> **Work to do**
Reproduce the data below, substituting "value-label" for each occurrence of "data-label" and keeping everything else unchanged.

Box coordinate listings:
——

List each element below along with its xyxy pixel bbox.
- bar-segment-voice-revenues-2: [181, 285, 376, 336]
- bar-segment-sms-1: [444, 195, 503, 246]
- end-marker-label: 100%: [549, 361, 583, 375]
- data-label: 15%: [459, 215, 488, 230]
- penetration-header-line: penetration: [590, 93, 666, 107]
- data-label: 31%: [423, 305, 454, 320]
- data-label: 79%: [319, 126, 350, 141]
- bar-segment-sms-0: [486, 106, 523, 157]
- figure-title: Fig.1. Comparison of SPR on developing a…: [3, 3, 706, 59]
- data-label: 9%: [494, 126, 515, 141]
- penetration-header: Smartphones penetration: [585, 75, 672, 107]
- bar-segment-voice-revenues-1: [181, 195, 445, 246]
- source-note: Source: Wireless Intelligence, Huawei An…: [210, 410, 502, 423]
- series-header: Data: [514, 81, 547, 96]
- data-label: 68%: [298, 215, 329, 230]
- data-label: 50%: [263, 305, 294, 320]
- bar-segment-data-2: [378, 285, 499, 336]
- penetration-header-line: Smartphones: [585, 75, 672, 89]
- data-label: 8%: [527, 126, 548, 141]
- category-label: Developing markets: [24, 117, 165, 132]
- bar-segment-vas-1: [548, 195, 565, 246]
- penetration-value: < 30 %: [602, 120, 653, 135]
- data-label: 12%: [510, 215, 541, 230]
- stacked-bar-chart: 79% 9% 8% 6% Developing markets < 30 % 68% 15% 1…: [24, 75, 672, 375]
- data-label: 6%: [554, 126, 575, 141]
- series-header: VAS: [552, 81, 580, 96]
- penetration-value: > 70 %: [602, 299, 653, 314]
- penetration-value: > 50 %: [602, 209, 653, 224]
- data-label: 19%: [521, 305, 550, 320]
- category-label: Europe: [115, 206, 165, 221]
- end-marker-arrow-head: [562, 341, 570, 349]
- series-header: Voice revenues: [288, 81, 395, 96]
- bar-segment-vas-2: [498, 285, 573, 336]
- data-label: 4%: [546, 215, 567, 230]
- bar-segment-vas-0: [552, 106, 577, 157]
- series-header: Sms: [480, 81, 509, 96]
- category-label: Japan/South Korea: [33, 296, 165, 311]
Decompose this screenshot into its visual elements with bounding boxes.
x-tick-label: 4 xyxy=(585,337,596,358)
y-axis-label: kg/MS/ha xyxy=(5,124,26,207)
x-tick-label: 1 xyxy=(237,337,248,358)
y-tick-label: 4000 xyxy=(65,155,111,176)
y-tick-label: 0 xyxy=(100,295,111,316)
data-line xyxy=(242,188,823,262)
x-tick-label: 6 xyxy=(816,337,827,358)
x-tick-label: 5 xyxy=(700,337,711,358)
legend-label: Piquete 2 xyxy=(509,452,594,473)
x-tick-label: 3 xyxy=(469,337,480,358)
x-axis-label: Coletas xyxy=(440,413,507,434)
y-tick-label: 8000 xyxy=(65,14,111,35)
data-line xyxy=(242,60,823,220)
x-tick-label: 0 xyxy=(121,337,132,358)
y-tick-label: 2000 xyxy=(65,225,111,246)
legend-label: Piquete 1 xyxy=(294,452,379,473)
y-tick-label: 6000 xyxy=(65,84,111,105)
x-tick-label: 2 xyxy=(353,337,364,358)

——

> **Task answer**
List each element below along with its xyxy pixel bbox.
- bar-segment-voice-revenues-2: [181, 285, 376, 336]
- bar-segment-sms-1: [444, 195, 503, 246]
- end-marker-label: 100%: [549, 361, 583, 375]
- value-label: 15%: [459, 215, 488, 230]
- penetration-header-line: penetration: [590, 93, 666, 107]
- value-label: 31%: [423, 305, 454, 320]
- value-label: 79%: [319, 126, 350, 141]
- bar-segment-sms-0: [486, 106, 523, 157]
- figure-title: Fig.1. Comparison of SPR on developing a…: [3, 3, 706, 59]
- value-label: 9%: [494, 126, 515, 141]
- penetration-header: Smartphones penetration: [585, 75, 672, 107]
- bar-segment-voice-revenues-1: [181, 195, 445, 246]
- source-note: Source: Wireless Intelligence, Huawei An…: [210, 410, 502, 423]
- series-header: Data: [514, 81, 547, 96]
- value-label: 68%: [298, 215, 329, 230]
- value-label: 50%: [263, 305, 294, 320]
- bar-segment-data-2: [378, 285, 499, 336]
- penetration-header-line: Smartphones: [585, 75, 672, 89]
- value-label: 8%: [527, 126, 548, 141]
- category-label: Developing markets: [24, 117, 165, 132]
- bar-segment-vas-1: [548, 195, 565, 246]
- penetration-value: < 30 %: [602, 120, 653, 135]
- value-label: 12%: [510, 215, 541, 230]
- stacked-bar-chart: 79% 9% 8% 6% Developing markets < 30 % 68% 15% 1…: [24, 75, 672, 375]
- value-label: 6%: [554, 126, 575, 141]
- series-header: VAS: [552, 81, 580, 96]
- penetration-value: > 70 %: [602, 299, 653, 314]
- penetration-value: > 50 %: [602, 209, 653, 224]
- value-label: 19%: [521, 305, 550, 320]
- category-label: Europe: [115, 206, 165, 221]
- end-marker-arrow-head: [562, 341, 570, 349]
- series-header: Voice revenues: [288, 81, 395, 96]
- bar-segment-vas-2: [498, 285, 573, 336]
- value-label: 4%: [546, 215, 567, 230]
- bar-segment-vas-0: [552, 106, 577, 157]
- series-header: Sms: [480, 81, 509, 96]
- category-label: Japan/South Korea: [33, 296, 165, 311]
Decompose this screenshot into its visual elements with bounding boxes.
x-tick-label: 4 xyxy=(585,337,596,358)
y-axis-label: kg/MS/ha xyxy=(5,124,26,207)
x-tick-label: 1 xyxy=(237,337,248,358)
y-tick-label: 4000 xyxy=(65,155,111,176)
y-tick-label: 0 xyxy=(100,295,111,316)
data-line xyxy=(242,188,823,262)
x-tick-label: 6 xyxy=(816,337,827,358)
x-tick-label: 5 xyxy=(700,337,711,358)
legend-label: Piquete 2 xyxy=(509,452,594,473)
x-tick-label: 3 xyxy=(469,337,480,358)
x-axis-label: Coletas xyxy=(440,413,507,434)
y-tick-label: 8000 xyxy=(65,14,111,35)
data-line xyxy=(242,60,823,220)
x-tick-label: 0 xyxy=(121,337,132,358)
y-tick-label: 2000 xyxy=(65,225,111,246)
legend-label: Piquete 1 xyxy=(294,452,379,473)
y-tick-label: 6000 xyxy=(65,84,111,105)
x-tick-label: 2 xyxy=(353,337,364,358)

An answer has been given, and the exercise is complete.